**WHAT TO WORK ON:** Report every line of the records that includes the word "Loạn".

::::

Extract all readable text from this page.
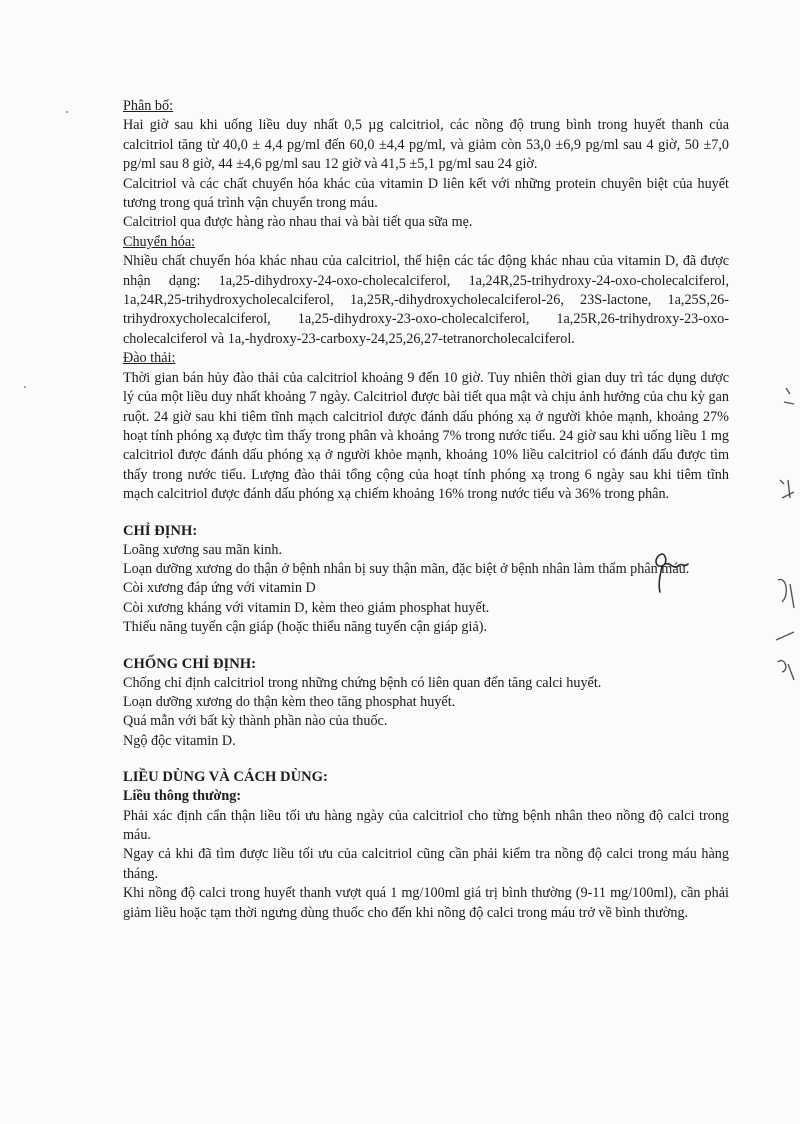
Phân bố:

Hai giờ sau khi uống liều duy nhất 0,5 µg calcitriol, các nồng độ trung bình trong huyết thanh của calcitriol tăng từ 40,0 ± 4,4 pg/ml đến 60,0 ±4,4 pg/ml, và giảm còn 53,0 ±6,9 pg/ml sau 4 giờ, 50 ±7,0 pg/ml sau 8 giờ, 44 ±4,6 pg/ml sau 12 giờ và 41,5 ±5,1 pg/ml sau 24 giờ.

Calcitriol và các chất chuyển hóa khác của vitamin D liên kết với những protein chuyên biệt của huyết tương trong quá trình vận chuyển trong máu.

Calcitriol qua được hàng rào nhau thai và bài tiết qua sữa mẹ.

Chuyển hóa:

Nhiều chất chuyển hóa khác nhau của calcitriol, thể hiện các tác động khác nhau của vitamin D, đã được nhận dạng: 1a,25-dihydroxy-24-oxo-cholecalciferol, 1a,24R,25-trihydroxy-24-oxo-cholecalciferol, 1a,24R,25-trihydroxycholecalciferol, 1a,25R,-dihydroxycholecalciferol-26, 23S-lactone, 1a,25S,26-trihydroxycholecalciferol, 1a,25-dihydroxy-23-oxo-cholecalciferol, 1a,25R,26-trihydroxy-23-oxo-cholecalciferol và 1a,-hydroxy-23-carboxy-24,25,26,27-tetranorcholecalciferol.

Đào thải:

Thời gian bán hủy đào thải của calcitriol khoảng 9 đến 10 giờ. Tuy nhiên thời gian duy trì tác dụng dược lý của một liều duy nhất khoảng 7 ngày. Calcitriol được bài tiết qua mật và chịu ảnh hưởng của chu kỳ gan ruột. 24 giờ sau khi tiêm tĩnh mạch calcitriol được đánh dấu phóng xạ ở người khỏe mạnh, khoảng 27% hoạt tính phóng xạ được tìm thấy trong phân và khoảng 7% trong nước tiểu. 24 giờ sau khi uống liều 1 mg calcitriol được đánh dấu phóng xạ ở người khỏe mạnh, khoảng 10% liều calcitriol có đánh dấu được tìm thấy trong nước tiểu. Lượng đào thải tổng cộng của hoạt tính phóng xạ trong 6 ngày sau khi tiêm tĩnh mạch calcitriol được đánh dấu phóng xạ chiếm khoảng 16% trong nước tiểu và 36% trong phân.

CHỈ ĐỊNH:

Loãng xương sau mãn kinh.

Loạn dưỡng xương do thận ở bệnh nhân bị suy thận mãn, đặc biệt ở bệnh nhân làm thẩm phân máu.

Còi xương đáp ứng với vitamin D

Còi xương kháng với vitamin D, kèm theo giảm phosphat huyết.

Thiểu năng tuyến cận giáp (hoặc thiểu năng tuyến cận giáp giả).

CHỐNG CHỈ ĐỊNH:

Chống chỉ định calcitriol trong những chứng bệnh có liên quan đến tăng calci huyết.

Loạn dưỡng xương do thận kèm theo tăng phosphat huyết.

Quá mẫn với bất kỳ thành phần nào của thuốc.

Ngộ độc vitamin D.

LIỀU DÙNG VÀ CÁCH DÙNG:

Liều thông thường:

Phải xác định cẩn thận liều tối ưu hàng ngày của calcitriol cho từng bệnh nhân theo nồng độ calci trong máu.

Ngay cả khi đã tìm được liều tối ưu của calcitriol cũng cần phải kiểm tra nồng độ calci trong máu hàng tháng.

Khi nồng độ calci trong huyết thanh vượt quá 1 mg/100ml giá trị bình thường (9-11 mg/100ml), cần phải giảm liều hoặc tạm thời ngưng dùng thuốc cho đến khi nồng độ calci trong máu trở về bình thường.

::::

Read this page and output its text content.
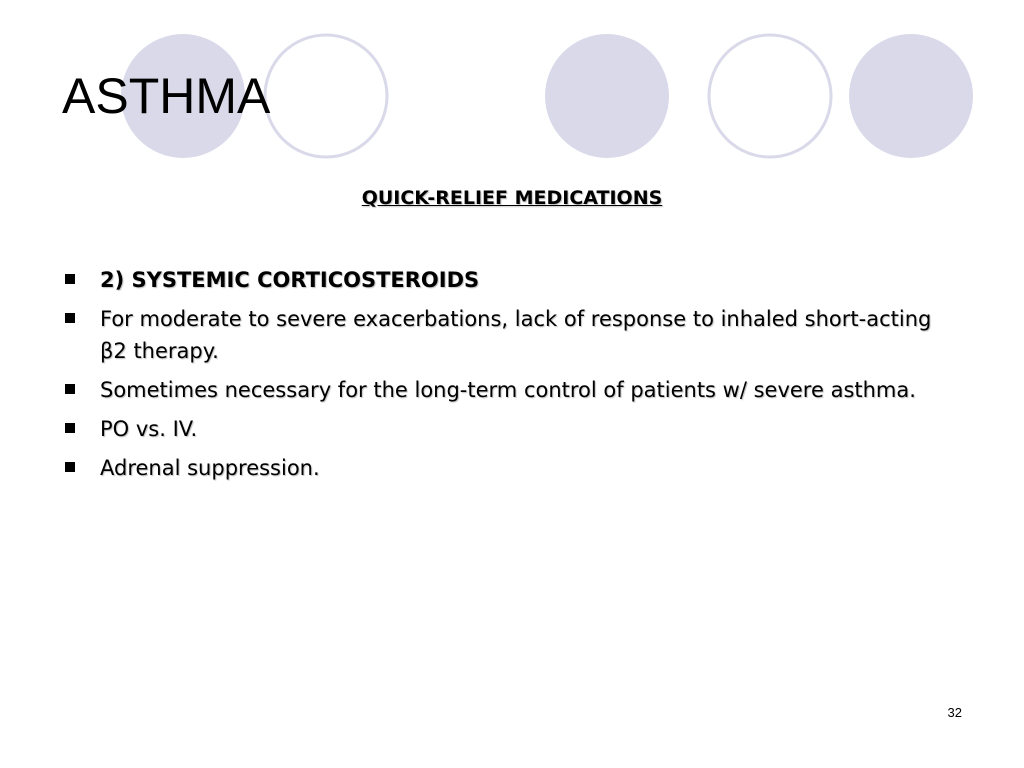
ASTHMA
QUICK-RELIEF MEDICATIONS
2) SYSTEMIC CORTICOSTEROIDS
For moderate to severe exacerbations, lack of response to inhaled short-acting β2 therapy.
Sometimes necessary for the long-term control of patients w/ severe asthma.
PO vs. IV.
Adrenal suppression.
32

::::

**RESULT OF THIS TASK:**
Loạn dưỡng xương do thận ở bệnh nhân bị suy thận mãn, đặc biệt ở bệnh nhân làm thẩm phân máu.
Loạn dưỡng xương do thận kèm theo tăng phosphat huyết.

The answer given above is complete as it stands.